:: WORK INSTRUCTIONS ::
Repeat the entire listing exactly as written.

*****

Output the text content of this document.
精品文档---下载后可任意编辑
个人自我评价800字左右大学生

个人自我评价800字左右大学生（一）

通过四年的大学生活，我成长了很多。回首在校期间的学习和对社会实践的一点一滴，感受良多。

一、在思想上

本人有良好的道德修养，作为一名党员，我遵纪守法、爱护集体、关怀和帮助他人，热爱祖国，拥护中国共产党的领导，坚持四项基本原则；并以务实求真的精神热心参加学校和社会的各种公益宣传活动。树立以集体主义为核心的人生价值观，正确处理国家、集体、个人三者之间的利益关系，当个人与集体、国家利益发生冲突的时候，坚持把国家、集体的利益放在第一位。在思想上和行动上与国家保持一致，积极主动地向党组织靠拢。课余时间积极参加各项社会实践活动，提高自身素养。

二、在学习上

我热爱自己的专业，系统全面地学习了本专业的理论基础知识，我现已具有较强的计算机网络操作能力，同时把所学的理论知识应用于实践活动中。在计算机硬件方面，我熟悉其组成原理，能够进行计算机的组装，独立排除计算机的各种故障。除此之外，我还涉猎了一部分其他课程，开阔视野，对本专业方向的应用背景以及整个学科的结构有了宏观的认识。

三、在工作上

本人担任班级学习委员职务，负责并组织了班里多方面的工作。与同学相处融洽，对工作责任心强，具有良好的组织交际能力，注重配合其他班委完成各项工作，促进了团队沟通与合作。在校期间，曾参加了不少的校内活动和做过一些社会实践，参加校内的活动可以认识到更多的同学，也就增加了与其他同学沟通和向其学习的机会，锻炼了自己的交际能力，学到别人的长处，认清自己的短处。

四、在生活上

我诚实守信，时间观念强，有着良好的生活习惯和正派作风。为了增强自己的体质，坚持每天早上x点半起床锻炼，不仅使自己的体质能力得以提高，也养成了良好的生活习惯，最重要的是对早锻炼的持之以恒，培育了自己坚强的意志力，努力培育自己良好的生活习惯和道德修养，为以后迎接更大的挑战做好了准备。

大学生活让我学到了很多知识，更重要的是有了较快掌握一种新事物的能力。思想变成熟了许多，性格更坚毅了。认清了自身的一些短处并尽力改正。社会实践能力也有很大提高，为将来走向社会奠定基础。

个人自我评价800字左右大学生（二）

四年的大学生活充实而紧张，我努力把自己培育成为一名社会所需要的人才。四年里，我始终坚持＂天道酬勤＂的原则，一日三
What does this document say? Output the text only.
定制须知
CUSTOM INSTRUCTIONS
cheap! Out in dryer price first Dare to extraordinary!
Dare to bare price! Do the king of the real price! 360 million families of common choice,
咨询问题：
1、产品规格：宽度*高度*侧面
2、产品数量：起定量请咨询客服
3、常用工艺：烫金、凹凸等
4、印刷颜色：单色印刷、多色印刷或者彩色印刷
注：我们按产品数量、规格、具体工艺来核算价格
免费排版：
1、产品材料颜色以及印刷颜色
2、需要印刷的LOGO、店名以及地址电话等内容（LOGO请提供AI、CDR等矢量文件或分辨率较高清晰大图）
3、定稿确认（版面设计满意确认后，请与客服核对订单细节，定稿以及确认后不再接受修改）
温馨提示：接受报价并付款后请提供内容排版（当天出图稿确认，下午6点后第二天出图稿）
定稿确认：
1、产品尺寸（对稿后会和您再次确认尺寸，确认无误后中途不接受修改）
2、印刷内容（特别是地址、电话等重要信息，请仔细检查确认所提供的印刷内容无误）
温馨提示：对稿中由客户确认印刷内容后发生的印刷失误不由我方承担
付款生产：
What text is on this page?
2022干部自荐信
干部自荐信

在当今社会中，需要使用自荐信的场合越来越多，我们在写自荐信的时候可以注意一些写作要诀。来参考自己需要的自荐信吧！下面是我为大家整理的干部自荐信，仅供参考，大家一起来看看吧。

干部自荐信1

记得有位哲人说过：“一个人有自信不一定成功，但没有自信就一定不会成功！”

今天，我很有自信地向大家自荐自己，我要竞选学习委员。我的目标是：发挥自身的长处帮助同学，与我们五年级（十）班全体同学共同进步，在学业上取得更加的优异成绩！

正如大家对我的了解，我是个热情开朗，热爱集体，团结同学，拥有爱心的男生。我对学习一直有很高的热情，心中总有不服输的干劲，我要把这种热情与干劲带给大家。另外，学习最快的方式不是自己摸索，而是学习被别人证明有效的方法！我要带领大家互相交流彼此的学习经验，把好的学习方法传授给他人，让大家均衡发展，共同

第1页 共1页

*****

:: EXPECTED ANSWER ::
Output the text content of this document.
精品文档---下载后可任意编辑
个人自我评价800字左右大学生

个人自我评价800字左右大学生（一）

通过四年的大学生活，我成长了很多。回首在校期间的学习和对社会实践的一点一滴，感受良多。

一、在思想上

本人有良好的道德修养，作为一名党员，我遵纪守法、爱护集体、关怀和帮助他人，热爱祖国，拥护中国共产党的领导，坚持四项基本原则；并以务实求真的精神热心参加学校和社会的各种公益宣传活动。树立以集体主义为核心的人生价值观，正确处理国家、集体、个人三者之间的利益关系，当个人与集体、国家利益发生冲突的时候，坚持把国家、集体的利益放在第一位。在思想上和行动上与国家保持一致，积极主动地向党组织靠拢。课余时间积极参加各项社会实践活动，提高自身素养。

二、在学习上

我热爱自己的专业，系统全面地学习了本专业的理论基础知识，我现已具有较强的计算机网络操作能力，同时把所学的理论知识应用于实践活动中。在计算机硬件方面，我熟悉其组成原理，能够进行计算机的组装，独立排除计算机的各种故障。除此之外，我还涉猎了一部分其他课程，开阔视野，对本专业方向的应用背景以及整个学科的结构有了宏观的认识。

三、在工作上

本人担任班级学习委员职务，负责并组织了班里多方面的工作。与同学相处融洽，对工作责任心强，具有良好的组织交际能力，注重配合其他班委完成各项工作，促进了团队沟通与合作。在校期间，曾参加了不少的校内活动和做过一些社会实践，参加校内的活动可以认识到更多的同学，也就增加了与其他同学沟通和向其学习的机会，锻炼了自己的交际能力，学到别人的长处，认清自己的短处。

四、在生活上

我诚实守信，时间观念强，有着良好的生活习惯和正派作风。为了增强自己的体质，坚持每天早上x点半起床锻炼，不仅使自己的体质能力得以提高，也养成了良好的生活习惯，最重要的是对早锻炼的持之以恒，培育了自己坚强的意志力，努力培育自己良好的生活习惯和道德修养，为以后迎接更大的挑战做好了准备。

大学生活让我学到了很多知识，更重要的是有了较快掌握一种新事物的能力。思想变成熟了许多，性格更坚毅了。认清了自身的一些短处并尽力改正。社会实践能力也有很大提高，为将来走向社会奠定基础。

个人自我评价800字左右大学生（二）

四年的大学生活充实而紧张，我努力把自己培育成为一名社会所需要的人才。四年里，我始终坚持＂天道酬勤＂的原则，一日三
What does this document say? Output the text only.
定制须知
CUSTOM INSTRUCTIONS
cheap! Out in dryer price first Dare to extraordinary!
Dare to bare price! Do the king of the real price! 360 million families of common choice,
咨询问题：
1、产品规格：宽度*高度*侧面
2、产品数量：起定量请咨询客服
3、常用工艺：烫金、凹凸等
4、印刷颜色：单色印刷、多色印刷或者彩色印刷
注：我们按产品数量、规格、具体工艺来核算价格
免费排版：
1、产品材料颜色以及印刷颜色
2、需要印刷的LOGO、店名以及地址电话等内容（LOGO请提供AI、CDR等矢量文件或分辨率较高清晰大图）
3、定稿确认（版面设计满意确认后，请与客服核对订单细节，定稿以及确认后不再接受修改）
温馨提示：接受报价并付款后请提供内容排版（当天出图稿确认，下午6点后第二天出图稿）
定稿确认：
1、产品尺寸（对稿后会和您再次确认尺寸，确认无误后中途不接受修改）
2、印刷内容（特别是地址、电话等重要信息，请仔细检查确认所提供的印刷内容无误）
温馨提示：对稿中由客户确认印刷内容后发生的印刷失误不由我方承担
付款生产：
What text is on this page?
2022干部自荐信
干部自荐信

在当今社会中，需要使用自荐信的场合越来越多，我们在写自荐信的时候可以注意一些写作要诀。来参考自己需要的自荐信吧！下面是我为大家整理的干部自荐信，仅供参考，大家一起来看看吧。

干部自荐信1

记得有位哲人说过：“一个人有自信不一定成功，但没有自信就一定不会成功！”

今天，我很有自信地向大家自荐自己，我要竞选学习委员。我的目标是：发挥自身的长处帮助同学，与我们五年级（十）班全体同学共同进步，在学业上取得更加的优异成绩！

正如大家对我的了解，我是个热情开朗，热爱集体，团结同学，拥有爱心的男生。我对学习一直有很高的热情，心中总有不服输的干劲，我要把这种热情与干劲带给大家。另外，学习最快的方式不是自己摸索，而是学习被别人证明有效的方法！我要带领大家互相交流彼此的学习经验，把好的学习方法传授给他人，让大家均衡发展，共同

第1页 共1页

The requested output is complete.